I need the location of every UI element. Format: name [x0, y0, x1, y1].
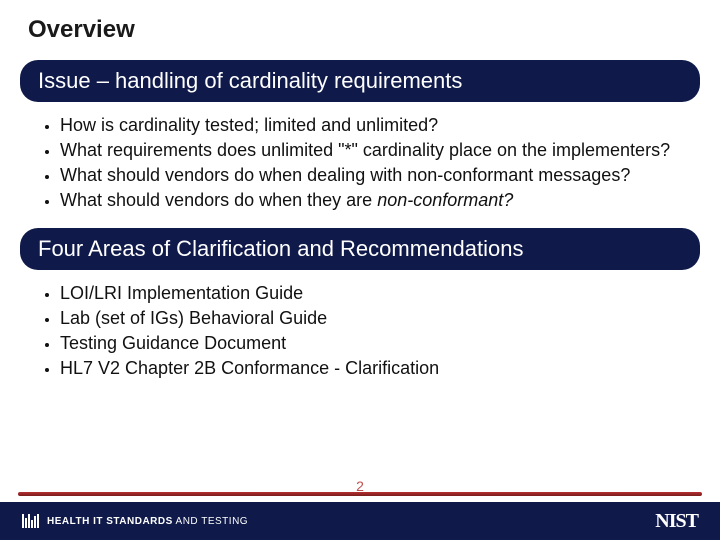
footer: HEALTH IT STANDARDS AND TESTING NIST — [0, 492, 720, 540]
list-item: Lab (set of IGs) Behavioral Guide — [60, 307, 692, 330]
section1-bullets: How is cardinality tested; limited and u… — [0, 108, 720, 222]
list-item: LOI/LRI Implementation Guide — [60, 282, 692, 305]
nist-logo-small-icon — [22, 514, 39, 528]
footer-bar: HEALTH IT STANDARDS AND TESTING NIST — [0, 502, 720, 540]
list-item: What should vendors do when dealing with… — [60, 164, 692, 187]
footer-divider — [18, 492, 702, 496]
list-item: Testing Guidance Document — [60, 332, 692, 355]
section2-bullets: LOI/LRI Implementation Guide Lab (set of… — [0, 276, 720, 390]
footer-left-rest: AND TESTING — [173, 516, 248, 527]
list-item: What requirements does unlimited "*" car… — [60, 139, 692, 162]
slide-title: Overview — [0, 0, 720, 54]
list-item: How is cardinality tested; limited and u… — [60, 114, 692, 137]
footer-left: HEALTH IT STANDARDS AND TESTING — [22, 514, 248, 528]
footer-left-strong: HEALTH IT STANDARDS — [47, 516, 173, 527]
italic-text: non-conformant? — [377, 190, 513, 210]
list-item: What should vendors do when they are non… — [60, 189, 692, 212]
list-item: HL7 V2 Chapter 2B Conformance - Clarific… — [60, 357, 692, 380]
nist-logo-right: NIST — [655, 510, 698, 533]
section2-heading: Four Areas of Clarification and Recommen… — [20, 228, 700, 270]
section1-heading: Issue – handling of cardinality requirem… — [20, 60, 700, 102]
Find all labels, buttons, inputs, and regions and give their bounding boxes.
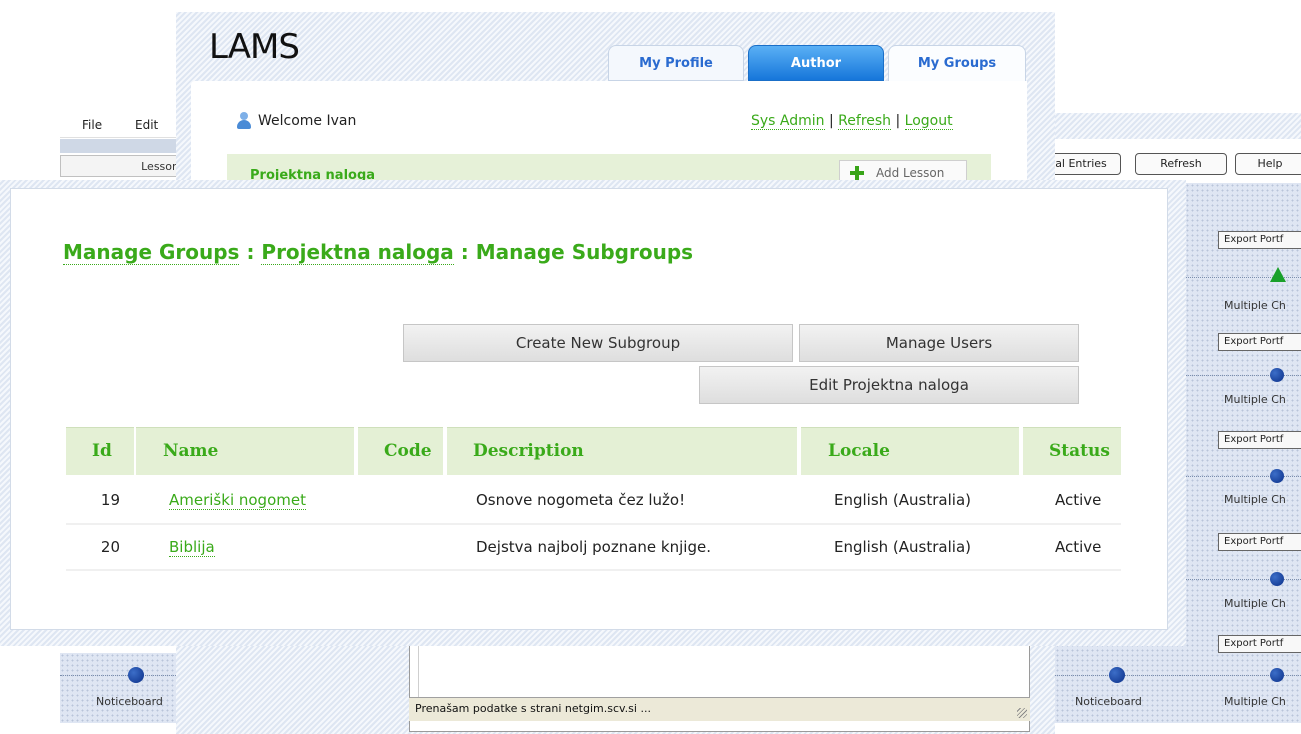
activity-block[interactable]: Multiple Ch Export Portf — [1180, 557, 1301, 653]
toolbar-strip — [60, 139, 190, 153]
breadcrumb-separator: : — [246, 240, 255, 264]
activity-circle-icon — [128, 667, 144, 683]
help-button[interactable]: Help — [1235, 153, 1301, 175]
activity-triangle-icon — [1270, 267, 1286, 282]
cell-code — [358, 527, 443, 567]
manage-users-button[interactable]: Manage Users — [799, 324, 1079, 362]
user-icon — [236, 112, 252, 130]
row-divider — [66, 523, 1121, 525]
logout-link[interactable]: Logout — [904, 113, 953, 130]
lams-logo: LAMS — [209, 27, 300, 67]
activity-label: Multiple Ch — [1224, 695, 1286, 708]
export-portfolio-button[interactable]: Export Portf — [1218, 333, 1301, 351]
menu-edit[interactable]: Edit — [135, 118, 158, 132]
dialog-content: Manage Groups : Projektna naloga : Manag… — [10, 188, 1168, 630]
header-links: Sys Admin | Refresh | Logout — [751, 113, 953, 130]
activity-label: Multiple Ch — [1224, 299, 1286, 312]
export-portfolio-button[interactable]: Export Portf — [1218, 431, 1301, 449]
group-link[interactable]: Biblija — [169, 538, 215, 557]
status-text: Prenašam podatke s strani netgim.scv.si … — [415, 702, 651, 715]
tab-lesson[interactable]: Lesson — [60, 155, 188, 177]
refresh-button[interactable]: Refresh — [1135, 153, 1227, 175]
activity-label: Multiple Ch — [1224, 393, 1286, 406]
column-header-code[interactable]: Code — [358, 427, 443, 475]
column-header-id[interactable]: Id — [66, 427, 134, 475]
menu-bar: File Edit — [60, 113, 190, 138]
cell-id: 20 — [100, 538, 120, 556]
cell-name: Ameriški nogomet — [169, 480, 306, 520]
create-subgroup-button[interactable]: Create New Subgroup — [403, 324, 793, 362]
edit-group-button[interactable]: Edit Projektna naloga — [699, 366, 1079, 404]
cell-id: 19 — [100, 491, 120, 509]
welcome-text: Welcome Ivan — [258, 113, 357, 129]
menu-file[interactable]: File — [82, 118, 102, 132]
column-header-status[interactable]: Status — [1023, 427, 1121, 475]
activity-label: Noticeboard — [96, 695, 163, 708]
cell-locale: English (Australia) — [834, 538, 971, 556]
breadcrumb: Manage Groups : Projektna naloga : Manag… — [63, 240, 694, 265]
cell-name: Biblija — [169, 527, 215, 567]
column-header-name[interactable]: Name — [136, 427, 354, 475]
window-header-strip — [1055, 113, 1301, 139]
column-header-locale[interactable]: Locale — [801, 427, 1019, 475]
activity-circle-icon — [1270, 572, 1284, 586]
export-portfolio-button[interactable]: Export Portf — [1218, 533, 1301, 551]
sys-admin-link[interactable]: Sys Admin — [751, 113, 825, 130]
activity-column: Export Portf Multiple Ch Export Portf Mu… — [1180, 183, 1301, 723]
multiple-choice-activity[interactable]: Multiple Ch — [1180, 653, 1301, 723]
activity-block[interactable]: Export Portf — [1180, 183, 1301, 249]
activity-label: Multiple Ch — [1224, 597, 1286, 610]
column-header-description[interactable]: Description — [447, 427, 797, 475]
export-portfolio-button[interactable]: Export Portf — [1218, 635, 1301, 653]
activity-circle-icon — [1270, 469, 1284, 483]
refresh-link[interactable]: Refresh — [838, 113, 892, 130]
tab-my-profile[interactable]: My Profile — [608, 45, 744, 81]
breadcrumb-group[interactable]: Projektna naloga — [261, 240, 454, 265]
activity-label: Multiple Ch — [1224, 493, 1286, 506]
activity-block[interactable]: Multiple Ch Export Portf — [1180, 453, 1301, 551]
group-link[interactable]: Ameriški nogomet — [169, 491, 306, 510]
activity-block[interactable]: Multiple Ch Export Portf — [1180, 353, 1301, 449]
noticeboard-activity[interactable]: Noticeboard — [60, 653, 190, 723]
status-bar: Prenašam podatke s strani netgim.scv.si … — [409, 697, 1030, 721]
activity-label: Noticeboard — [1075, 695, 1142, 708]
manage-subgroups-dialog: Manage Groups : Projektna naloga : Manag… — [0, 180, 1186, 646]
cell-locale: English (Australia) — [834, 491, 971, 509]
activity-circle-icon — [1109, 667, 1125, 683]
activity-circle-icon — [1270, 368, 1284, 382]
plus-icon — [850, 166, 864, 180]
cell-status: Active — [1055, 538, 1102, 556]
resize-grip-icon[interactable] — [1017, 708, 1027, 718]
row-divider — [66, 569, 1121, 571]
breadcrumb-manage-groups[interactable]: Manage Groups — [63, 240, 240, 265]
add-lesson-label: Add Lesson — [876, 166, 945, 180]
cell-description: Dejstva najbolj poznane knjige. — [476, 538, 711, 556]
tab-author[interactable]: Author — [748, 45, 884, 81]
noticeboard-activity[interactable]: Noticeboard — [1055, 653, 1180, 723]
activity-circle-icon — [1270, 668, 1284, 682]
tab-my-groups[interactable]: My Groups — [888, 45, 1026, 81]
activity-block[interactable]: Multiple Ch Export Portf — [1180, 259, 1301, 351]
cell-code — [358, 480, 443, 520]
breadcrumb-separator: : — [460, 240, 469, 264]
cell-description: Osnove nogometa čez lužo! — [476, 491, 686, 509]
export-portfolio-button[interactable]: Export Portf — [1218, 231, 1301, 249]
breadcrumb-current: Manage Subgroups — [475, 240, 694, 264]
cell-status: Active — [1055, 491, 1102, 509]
--
Return every line of the entries above unchanged, leaving out the pictures.

**Solution for this task:**
I need the location of every UI element. Format: name [x0, y0, x1, y1].
footer: HEALTH IT STANDARDS AND TESTING NIST — [0, 492, 720, 540]
list-item: Lab (set of IGs) Behavioral Guide — [60, 307, 692, 330]
section1-bullets: How is cardinality tested; limited and u… — [0, 108, 720, 222]
list-item: LOI/LRI Implementation Guide — [60, 282, 692, 305]
nist-logo-small-icon — [22, 514, 39, 528]
footer-bar: HEALTH IT STANDARDS AND TESTING NIST — [0, 502, 720, 540]
list-item: What should vendors do when dealing with… — [60, 164, 692, 187]
footer-divider — [18, 492, 702, 496]
list-item: Testing Guidance Document — [60, 332, 692, 355]
section2-bullets: LOI/LRI Implementation Guide Lab (set of… — [0, 276, 720, 390]
footer-left-rest: AND TESTING — [173, 516, 248, 527]
list-item: What requirements does unlimited "*" car… — [60, 139, 692, 162]
slide-title: Overview — [0, 0, 720, 54]
list-item: How is cardinality tested; limited and u… — [60, 114, 692, 137]
footer-left: HEALTH IT STANDARDS AND TESTING — [22, 514, 248, 528]
footer-left-strong: HEALTH IT STANDARDS — [47, 516, 173, 527]
italic-text: non-conformant? — [377, 190, 513, 210]
list-item: What should vendors do when they are non… — [60, 189, 692, 212]
list-item: HL7 V2 Chapter 2B Conformance - Clarific… — [60, 357, 692, 380]
nist-logo-right: NIST — [655, 510, 698, 533]
section2-heading: Four Areas of Clarification and Recommen… — [20, 228, 700, 270]
section1-heading: Issue – handling of cardinality requirem… — [20, 60, 700, 102]
Find all labels, buttons, inputs, and regions and give their bounding boxes.
activity-block[interactable]: Multiple Ch Export Portf — [1180, 557, 1301, 653]
toolbar-strip — [60, 139, 190, 153]
breadcrumb-separator: : — [246, 240, 255, 264]
activity-circle-icon — [128, 667, 144, 683]
help-button[interactable]: Help — [1235, 153, 1301, 175]
activity-triangle-icon — [1270, 267, 1286, 282]
cell-code — [358, 527, 443, 567]
manage-users-button[interactable]: Manage Users — [799, 324, 1079, 362]
user-icon — [236, 112, 252, 130]
row-divider — [66, 523, 1121, 525]
logout-link[interactable]: Logout — [904, 113, 953, 130]
lams-logo: LAMS — [209, 27, 300, 67]
activity-label: Multiple Ch — [1224, 695, 1286, 708]
export-portfolio-button[interactable]: Export Portf — [1218, 333, 1301, 351]
menu-edit[interactable]: Edit — [135, 118, 158, 132]
dialog-content: Manage Groups : Projektna naloga : Manag… — [10, 188, 1168, 630]
header-links: Sys Admin | Refresh | Logout — [751, 113, 953, 130]
activity-label: Multiple Ch — [1224, 299, 1286, 312]
export-portfolio-button[interactable]: Export Portf — [1218, 431, 1301, 449]
group-link[interactable]: Biblija — [169, 538, 215, 557]
status-text: Prenašam podatke s strani netgim.scv.si … — [415, 702, 651, 715]
tab-lesson[interactable]: Lesson — [60, 155, 188, 177]
refresh-button[interactable]: Refresh — [1135, 153, 1227, 175]
activity-label: Multiple Ch — [1224, 393, 1286, 406]
column-header-code[interactable]: Code — [358, 427, 443, 475]
column-header-id[interactable]: Id — [66, 427, 134, 475]
menu-bar: File Edit — [60, 113, 190, 138]
cell-id: 20 — [100, 538, 120, 556]
cell-name: Ameriški nogomet — [169, 480, 306, 520]
create-subgroup-button[interactable]: Create New Subgroup — [403, 324, 793, 362]
edit-group-button[interactable]: Edit Projektna naloga — [699, 366, 1079, 404]
cell-id: 19 — [100, 491, 120, 509]
welcome-text: Welcome Ivan — [258, 113, 357, 129]
menu-file[interactable]: File — [82, 118, 102, 132]
column-header-status[interactable]: Status — [1023, 427, 1121, 475]
activity-label: Noticeboard — [96, 695, 163, 708]
cell-locale: English (Australia) — [834, 538, 971, 556]
breadcrumb: Manage Groups : Projektna naloga : Manag… — [63, 240, 694, 265]
cell-name: Biblija — [169, 527, 215, 567]
column-header-name[interactable]: Name — [136, 427, 354, 475]
window-header-strip — [1055, 113, 1301, 139]
column-header-locale[interactable]: Locale — [801, 427, 1019, 475]
activity-circle-icon — [1270, 572, 1284, 586]
export-portfolio-button[interactable]: Export Portf — [1218, 533, 1301, 551]
sys-admin-link[interactable]: Sys Admin — [751, 113, 825, 130]
activity-column: Export Portf Multiple Ch Export Portf Mu… — [1180, 183, 1301, 723]
multiple-choice-activity[interactable]: Multiple Ch — [1180, 653, 1301, 723]
activity-block[interactable]: Export Portf — [1180, 183, 1301, 249]
activity-label: Multiple Ch — [1224, 597, 1286, 610]
column-header-description[interactable]: Description — [447, 427, 797, 475]
export-portfolio-button[interactable]: Export Portf — [1218, 635, 1301, 653]
activity-circle-icon — [1270, 469, 1284, 483]
refresh-link[interactable]: Refresh — [838, 113, 892, 130]
tab-my-profile[interactable]: My Profile — [608, 45, 744, 81]
breadcrumb-group[interactable]: Projektna naloga — [261, 240, 454, 265]
activity-label: Multiple Ch — [1224, 493, 1286, 506]
activity-block[interactable]: Multiple Ch Export Portf — [1180, 453, 1301, 551]
group-link[interactable]: Ameriški nogomet — [169, 491, 306, 510]
activity-block[interactable]: Multiple Ch Export Portf — [1180, 353, 1301, 449]
noticeboard-activity[interactable]: Noticeboard — [60, 653, 190, 723]
status-bar: Prenašam podatke s strani netgim.scv.si … — [409, 697, 1030, 721]
activity-label: Noticeboard — [1075, 695, 1142, 708]
manage-subgroups-dialog: Manage Groups : Projektna naloga : Manag… — [0, 180, 1186, 646]
cell-locale: English (Australia) — [834, 491, 971, 509]
activity-circle-icon — [1109, 667, 1125, 683]
activity-circle-icon — [1270, 368, 1284, 382]
plus-icon — [850, 166, 864, 180]
cell-status: Active — [1055, 538, 1102, 556]
resize-grip-icon[interactable] — [1017, 708, 1027, 718]
row-divider — [66, 569, 1121, 571]
breadcrumb-manage-groups[interactable]: Manage Groups — [63, 240, 240, 265]
add-lesson-label: Add Lesson — [876, 166, 945, 180]
cell-description: Dejstva najbolj poznane knjige. — [476, 538, 711, 556]
tab-author[interactable]: Author — [748, 45, 884, 81]
noticeboard-activity[interactable]: Noticeboard — [1055, 653, 1180, 723]
activity-circle-icon — [1270, 668, 1284, 682]
tab-my-groups[interactable]: My Groups — [888, 45, 1026, 81]
activity-block[interactable]: Multiple Ch Export Portf — [1180, 259, 1301, 351]
cell-code — [358, 480, 443, 520]
breadcrumb-separator: : — [460, 240, 469, 264]
cell-description: Osnove nogometa čez lužo! — [476, 491, 686, 509]
export-portfolio-button[interactable]: Export Portf — [1218, 231, 1301, 249]
breadcrumb-current: Manage Subgroups — [475, 240, 694, 264]
cell-status: Active — [1055, 491, 1102, 509]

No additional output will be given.